• _Written task_:
Scan the records and identify every line in which the string "председателя" occurs, then return those lines.

• _Dataset_:
= = = =
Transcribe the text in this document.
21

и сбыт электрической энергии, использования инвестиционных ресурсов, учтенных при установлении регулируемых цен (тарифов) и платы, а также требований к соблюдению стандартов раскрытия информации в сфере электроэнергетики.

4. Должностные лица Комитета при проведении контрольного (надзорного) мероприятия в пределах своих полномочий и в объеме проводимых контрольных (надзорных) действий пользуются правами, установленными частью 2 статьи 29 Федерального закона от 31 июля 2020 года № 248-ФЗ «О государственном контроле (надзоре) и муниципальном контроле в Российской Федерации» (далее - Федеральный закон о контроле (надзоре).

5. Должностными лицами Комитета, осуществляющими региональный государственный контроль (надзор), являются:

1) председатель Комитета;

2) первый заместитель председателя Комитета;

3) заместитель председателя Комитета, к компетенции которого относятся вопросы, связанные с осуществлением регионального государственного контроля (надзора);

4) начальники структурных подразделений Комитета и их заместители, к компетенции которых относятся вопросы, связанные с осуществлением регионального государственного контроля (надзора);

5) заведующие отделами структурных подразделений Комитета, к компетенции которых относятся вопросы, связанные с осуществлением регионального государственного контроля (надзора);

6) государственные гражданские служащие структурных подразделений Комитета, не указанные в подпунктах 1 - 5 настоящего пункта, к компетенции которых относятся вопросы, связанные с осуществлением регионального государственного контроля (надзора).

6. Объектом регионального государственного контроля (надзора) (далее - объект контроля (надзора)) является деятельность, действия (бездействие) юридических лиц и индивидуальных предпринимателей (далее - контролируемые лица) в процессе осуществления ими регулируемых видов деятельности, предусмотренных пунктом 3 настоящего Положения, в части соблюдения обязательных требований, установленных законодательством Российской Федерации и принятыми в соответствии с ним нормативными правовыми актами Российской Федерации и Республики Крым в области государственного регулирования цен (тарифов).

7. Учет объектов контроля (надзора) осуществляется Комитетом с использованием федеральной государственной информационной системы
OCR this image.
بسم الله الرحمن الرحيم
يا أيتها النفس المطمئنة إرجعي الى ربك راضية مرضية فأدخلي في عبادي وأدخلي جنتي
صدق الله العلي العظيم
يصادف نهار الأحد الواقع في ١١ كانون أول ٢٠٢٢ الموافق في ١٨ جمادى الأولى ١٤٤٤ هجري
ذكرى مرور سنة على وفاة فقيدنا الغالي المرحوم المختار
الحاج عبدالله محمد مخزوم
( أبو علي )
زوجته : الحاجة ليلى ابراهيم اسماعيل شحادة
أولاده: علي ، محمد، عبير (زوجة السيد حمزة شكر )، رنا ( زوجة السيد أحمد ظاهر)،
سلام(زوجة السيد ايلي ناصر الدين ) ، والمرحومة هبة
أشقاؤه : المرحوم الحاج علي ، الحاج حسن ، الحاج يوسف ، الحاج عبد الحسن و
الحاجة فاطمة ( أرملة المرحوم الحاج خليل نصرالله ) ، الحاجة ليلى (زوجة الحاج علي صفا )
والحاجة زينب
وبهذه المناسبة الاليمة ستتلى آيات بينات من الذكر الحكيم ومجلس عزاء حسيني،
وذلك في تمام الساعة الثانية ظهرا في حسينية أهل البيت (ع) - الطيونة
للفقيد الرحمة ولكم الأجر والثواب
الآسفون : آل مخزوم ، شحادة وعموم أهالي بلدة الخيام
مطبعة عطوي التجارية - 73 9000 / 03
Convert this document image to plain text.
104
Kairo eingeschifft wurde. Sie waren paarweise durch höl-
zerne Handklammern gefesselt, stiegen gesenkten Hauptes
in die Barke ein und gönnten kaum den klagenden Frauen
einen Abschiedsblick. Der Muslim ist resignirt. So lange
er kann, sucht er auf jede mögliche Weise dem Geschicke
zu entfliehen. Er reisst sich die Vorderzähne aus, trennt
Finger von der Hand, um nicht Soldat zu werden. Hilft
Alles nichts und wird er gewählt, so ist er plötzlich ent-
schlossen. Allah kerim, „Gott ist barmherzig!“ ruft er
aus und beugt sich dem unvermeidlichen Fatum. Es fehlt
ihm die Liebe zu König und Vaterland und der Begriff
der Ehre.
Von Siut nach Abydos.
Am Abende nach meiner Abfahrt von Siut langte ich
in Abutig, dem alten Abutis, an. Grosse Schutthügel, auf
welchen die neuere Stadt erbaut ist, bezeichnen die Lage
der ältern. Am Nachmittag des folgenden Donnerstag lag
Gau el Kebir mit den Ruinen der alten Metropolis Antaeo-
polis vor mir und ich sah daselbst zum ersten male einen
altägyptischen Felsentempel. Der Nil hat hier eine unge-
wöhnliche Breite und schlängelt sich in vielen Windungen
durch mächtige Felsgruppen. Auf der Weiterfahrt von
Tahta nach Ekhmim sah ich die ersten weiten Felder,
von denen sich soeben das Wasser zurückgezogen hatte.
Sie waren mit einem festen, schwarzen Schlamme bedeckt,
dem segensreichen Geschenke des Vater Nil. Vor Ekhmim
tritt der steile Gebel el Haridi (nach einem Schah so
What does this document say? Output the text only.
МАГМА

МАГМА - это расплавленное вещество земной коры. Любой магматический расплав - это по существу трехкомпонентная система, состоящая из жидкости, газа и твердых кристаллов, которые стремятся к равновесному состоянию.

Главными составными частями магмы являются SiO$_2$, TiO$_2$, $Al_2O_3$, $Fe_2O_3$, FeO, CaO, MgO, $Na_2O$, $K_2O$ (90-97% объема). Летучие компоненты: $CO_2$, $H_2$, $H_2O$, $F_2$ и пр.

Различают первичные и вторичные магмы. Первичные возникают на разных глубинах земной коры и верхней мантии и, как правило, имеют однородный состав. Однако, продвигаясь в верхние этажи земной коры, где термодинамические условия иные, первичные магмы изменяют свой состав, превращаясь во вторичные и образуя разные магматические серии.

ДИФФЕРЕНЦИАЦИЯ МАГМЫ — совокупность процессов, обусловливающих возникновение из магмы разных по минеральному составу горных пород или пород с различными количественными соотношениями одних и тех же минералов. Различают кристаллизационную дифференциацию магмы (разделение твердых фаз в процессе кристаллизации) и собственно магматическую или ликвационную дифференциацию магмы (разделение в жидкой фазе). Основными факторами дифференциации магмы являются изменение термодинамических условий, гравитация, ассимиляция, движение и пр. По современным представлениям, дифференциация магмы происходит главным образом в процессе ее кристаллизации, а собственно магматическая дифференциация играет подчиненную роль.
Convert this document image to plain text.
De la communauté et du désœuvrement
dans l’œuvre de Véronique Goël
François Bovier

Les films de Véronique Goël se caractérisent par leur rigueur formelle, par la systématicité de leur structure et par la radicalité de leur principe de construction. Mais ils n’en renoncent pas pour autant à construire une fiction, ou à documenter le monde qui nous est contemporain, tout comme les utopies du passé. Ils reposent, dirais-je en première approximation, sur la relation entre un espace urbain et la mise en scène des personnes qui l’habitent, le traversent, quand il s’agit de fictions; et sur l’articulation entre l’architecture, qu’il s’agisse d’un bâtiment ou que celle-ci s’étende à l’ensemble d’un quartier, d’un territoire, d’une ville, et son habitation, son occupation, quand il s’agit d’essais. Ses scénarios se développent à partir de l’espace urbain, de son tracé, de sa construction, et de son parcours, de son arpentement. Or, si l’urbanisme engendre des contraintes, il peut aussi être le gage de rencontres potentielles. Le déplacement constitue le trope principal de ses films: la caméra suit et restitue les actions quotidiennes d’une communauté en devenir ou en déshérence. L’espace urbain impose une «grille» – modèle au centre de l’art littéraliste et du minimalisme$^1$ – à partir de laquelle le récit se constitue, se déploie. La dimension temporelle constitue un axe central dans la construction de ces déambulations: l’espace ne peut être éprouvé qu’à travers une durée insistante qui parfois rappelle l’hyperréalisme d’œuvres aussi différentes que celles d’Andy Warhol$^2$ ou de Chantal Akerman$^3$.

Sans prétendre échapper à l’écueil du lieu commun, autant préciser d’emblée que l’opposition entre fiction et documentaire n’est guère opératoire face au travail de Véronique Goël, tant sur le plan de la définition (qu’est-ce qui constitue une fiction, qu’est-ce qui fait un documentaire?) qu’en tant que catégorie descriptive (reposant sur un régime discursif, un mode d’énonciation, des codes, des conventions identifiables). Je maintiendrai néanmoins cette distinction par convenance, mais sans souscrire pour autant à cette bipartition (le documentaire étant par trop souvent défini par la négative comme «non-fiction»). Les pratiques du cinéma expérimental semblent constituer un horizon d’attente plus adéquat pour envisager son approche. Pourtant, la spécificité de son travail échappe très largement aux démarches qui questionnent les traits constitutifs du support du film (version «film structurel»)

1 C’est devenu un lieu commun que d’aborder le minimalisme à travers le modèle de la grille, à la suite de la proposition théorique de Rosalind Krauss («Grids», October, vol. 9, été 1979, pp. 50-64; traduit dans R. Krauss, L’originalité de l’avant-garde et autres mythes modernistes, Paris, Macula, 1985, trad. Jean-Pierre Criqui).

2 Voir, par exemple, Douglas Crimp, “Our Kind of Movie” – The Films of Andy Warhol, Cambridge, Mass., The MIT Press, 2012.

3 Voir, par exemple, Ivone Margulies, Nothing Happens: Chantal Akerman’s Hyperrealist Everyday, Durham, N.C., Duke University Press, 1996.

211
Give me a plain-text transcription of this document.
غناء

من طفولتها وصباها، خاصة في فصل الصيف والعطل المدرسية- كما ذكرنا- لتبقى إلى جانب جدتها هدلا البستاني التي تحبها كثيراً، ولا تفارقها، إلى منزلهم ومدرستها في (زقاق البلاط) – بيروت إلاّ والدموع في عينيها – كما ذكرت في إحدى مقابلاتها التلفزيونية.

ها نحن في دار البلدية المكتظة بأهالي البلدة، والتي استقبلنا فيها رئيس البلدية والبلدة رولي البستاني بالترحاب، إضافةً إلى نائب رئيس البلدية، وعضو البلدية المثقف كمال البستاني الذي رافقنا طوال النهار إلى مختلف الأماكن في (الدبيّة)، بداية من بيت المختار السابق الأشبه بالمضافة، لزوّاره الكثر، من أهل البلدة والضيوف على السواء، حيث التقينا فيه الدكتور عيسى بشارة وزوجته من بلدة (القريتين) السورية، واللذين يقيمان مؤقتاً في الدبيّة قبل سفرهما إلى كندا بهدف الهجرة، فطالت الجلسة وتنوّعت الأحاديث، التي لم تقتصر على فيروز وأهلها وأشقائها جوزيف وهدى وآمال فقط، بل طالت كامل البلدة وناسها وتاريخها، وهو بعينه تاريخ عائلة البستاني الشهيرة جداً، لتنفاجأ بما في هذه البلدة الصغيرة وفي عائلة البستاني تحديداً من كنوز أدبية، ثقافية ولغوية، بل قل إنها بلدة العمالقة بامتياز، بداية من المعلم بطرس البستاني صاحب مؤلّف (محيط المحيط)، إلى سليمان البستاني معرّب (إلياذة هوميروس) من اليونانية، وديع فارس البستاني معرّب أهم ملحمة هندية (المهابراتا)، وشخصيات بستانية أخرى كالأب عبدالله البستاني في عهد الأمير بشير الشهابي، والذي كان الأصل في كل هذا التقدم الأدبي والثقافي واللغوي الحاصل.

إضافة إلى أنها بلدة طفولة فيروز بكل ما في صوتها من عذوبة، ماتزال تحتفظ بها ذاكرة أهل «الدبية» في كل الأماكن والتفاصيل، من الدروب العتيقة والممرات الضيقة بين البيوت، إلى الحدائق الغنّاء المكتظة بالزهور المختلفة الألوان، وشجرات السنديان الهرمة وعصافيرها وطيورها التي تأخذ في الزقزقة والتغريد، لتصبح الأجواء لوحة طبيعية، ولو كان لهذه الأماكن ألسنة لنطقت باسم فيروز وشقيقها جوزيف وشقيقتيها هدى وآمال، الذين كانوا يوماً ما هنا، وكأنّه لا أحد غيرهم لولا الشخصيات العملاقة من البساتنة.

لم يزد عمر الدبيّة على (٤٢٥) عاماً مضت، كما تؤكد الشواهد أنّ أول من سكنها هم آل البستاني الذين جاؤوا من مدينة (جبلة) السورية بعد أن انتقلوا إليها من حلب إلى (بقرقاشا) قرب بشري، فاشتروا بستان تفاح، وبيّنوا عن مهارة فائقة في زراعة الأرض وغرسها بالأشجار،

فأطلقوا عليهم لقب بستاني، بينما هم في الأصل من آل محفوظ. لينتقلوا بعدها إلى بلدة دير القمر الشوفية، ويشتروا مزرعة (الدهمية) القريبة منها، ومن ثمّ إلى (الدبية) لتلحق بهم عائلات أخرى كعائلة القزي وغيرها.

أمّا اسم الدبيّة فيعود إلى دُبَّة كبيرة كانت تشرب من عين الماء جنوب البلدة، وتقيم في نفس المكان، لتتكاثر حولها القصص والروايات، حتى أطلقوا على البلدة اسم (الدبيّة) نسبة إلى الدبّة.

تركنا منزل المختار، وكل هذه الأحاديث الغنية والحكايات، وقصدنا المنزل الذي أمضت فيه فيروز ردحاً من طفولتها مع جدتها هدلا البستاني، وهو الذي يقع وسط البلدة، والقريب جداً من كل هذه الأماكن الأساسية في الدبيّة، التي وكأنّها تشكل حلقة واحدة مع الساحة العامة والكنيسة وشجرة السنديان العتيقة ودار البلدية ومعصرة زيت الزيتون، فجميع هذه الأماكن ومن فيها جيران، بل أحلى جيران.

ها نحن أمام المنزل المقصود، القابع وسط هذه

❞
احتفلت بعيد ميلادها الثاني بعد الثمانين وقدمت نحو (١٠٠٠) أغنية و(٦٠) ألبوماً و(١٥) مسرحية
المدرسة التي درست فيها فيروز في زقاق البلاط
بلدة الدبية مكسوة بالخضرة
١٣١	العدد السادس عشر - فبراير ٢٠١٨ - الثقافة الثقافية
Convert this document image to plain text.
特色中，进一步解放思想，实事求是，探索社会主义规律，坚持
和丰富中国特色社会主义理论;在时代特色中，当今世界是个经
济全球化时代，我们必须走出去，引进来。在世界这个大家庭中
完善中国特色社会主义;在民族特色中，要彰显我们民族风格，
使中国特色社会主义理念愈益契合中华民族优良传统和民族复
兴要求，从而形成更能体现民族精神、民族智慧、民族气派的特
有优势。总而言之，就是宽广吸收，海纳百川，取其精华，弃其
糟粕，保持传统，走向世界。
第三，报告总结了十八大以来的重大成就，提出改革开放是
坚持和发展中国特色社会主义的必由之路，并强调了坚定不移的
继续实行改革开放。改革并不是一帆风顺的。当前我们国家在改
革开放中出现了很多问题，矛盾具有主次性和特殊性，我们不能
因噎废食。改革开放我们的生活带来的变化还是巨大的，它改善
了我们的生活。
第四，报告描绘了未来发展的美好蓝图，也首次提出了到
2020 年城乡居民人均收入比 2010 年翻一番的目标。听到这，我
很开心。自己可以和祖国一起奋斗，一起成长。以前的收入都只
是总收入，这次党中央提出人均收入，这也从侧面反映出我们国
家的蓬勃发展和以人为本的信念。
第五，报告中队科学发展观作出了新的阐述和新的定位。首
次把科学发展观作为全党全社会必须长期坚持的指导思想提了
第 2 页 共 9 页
= = = =
• _The result_:
2) первый заместитель председателя Комитета;
3) заместитель председателя Комитета, к компетенции которого относятся вопросы, связанные с осуществлением регионального государственного контроля (надзора);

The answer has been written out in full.